-- Start of LISTING --
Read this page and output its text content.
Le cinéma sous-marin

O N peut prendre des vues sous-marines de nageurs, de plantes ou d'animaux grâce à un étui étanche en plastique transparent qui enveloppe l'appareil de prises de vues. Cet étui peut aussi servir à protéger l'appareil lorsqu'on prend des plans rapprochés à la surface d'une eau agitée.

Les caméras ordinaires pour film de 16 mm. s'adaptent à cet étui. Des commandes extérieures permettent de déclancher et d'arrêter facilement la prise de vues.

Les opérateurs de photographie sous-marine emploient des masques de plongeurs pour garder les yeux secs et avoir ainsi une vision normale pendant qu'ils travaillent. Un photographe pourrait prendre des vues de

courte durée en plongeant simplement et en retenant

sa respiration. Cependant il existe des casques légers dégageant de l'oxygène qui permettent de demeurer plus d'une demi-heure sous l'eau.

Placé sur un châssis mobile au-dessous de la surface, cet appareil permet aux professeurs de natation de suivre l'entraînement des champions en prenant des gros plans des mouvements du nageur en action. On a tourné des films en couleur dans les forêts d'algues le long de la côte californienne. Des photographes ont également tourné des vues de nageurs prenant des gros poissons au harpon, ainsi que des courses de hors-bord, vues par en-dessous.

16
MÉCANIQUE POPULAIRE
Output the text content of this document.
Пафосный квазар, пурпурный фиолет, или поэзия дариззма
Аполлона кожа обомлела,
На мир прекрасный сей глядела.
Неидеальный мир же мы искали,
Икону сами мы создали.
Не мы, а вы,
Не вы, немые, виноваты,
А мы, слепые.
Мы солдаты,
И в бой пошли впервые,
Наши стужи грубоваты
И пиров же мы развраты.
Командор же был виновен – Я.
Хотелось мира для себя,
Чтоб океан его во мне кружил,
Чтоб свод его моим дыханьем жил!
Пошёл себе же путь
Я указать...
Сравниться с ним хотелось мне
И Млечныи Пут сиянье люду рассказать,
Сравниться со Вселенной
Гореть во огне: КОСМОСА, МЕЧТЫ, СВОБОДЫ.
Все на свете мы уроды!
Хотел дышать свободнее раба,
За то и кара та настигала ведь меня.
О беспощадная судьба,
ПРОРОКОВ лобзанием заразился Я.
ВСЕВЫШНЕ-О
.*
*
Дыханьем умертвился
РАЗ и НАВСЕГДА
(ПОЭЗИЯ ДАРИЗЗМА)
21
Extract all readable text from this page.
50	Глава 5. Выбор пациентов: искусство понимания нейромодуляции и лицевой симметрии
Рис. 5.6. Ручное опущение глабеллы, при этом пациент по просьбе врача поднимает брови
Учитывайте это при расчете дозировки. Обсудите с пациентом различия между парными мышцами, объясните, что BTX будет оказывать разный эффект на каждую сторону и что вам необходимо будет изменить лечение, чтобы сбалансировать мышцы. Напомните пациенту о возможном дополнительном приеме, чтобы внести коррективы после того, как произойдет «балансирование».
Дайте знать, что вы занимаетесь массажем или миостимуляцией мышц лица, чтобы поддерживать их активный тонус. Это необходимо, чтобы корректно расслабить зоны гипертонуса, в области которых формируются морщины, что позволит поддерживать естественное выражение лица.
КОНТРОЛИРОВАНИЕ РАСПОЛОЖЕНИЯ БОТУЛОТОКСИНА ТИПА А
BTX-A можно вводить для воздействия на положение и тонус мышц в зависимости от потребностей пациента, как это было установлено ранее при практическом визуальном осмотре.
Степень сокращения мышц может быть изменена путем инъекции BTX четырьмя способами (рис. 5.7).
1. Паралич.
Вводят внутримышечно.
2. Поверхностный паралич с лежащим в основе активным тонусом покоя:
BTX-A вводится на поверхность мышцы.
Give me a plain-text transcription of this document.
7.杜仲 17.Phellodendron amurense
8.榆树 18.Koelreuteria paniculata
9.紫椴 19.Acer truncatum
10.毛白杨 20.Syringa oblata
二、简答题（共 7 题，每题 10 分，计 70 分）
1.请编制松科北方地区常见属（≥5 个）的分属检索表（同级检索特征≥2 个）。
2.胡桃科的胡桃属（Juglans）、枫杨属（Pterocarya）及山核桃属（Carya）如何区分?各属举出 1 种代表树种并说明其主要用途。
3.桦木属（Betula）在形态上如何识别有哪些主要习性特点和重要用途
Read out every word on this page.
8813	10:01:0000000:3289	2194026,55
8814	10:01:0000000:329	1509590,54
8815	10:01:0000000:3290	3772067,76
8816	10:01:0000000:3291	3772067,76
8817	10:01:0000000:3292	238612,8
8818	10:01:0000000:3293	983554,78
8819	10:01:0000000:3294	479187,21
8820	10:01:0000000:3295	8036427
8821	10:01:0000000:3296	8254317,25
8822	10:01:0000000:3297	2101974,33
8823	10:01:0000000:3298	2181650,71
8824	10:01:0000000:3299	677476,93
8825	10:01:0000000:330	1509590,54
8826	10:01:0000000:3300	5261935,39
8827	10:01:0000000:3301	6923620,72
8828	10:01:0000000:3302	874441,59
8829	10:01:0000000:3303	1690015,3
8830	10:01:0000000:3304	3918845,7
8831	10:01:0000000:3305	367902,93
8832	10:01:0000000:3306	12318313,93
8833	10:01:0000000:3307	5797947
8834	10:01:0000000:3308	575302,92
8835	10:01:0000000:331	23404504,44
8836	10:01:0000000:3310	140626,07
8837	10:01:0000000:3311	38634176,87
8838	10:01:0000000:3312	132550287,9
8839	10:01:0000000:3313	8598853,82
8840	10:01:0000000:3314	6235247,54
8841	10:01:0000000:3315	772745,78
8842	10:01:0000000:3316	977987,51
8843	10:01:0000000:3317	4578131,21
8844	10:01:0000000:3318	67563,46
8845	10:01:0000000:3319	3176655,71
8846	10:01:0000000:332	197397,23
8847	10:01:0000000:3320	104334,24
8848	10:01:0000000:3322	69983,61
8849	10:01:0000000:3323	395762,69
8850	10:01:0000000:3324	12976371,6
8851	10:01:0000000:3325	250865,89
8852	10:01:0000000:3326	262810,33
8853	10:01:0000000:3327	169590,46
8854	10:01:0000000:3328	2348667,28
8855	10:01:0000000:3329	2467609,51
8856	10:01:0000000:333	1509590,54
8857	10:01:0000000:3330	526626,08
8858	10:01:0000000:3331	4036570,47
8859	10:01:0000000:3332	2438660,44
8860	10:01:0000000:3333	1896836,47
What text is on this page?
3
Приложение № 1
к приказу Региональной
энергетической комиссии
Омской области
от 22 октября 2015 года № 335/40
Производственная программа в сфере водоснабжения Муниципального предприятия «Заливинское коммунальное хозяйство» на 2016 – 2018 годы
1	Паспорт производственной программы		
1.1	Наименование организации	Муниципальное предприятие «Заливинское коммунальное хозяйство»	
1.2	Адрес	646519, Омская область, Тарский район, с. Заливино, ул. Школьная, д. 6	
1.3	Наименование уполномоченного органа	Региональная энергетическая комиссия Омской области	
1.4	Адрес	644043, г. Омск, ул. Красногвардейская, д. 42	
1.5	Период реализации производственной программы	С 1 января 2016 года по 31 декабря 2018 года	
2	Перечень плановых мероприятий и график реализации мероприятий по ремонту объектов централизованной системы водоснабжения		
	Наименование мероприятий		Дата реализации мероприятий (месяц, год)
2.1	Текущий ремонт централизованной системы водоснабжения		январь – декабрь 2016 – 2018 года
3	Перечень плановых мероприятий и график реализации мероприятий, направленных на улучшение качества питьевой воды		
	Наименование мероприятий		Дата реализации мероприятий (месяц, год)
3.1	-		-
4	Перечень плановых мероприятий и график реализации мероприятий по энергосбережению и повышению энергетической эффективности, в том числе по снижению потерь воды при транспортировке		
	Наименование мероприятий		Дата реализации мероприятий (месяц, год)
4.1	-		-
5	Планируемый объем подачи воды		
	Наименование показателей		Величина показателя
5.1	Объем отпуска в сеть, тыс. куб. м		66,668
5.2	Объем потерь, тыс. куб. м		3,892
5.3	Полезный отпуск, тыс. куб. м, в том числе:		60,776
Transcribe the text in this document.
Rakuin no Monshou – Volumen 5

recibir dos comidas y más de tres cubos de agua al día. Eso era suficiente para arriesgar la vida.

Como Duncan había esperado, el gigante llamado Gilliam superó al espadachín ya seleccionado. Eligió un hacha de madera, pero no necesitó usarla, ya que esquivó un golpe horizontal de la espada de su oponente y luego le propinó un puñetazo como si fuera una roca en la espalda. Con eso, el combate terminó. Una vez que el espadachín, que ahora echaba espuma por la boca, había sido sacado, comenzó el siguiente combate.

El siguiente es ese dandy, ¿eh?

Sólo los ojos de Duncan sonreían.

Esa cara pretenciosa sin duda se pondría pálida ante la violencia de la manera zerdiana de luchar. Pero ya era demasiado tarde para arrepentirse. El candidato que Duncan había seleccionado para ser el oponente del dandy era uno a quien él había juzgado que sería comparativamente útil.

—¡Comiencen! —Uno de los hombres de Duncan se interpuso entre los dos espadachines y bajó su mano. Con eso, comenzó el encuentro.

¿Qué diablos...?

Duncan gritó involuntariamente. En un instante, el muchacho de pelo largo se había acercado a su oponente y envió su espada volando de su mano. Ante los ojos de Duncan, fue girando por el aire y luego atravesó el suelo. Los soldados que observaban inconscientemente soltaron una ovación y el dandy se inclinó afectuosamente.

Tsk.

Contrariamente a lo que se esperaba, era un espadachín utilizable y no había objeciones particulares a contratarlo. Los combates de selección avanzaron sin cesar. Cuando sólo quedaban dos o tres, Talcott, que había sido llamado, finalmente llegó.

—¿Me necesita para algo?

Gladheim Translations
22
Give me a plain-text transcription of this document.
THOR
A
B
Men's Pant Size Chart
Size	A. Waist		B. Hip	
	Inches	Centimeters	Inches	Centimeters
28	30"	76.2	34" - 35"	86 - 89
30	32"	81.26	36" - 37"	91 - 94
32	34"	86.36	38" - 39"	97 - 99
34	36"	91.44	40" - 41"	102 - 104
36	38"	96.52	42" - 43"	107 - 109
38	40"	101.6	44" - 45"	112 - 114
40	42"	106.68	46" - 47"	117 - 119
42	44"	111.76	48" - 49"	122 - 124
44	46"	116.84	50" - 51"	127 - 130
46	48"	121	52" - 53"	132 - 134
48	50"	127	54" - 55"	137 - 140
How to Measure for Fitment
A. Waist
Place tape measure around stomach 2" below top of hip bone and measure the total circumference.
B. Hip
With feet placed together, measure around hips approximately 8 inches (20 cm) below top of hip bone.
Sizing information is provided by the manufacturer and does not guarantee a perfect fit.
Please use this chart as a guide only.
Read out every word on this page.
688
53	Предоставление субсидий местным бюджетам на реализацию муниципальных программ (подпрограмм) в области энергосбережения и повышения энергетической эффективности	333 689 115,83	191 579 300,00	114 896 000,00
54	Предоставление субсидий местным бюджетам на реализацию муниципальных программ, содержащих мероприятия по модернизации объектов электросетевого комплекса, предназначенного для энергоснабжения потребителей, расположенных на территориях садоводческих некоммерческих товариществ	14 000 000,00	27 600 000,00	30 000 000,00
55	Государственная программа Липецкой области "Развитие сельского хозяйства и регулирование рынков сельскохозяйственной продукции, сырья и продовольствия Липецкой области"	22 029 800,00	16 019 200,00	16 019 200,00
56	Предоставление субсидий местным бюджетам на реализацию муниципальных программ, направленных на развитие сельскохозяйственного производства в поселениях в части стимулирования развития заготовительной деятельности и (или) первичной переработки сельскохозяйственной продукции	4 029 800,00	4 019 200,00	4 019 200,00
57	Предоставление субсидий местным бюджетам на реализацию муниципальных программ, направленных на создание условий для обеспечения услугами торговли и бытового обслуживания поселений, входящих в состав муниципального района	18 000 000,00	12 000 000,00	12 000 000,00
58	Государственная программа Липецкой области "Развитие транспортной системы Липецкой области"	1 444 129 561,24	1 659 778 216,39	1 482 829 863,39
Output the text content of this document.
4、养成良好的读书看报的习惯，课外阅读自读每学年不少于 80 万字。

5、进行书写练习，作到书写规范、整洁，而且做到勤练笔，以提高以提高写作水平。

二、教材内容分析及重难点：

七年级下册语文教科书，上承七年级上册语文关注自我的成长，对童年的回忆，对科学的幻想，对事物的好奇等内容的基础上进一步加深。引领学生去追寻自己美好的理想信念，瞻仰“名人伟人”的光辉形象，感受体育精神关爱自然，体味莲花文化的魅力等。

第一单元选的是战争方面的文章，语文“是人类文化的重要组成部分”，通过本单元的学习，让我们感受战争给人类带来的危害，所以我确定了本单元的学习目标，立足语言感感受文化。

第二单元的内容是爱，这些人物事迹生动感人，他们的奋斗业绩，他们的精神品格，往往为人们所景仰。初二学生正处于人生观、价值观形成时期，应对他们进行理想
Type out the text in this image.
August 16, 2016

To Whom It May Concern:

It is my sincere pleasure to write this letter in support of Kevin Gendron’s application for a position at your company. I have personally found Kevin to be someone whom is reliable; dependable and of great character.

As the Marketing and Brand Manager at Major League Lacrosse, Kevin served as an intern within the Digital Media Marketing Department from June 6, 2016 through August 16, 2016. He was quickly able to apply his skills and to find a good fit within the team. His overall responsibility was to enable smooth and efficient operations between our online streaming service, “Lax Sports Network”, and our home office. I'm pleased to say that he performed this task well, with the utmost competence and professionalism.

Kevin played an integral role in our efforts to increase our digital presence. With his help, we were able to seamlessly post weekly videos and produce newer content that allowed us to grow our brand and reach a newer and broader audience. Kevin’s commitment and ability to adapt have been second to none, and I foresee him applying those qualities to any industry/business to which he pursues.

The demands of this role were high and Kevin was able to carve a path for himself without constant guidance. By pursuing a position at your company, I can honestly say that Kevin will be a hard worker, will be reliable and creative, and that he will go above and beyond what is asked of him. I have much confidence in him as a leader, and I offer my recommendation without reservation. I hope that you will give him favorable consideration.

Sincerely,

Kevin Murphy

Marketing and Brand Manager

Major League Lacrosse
-- End of LISTING --
● **TASK OBJECTIVE**: Find every line of the data that holds the string "направленных", then say how many there are and nothing else.

● **TASK RESULT**: 3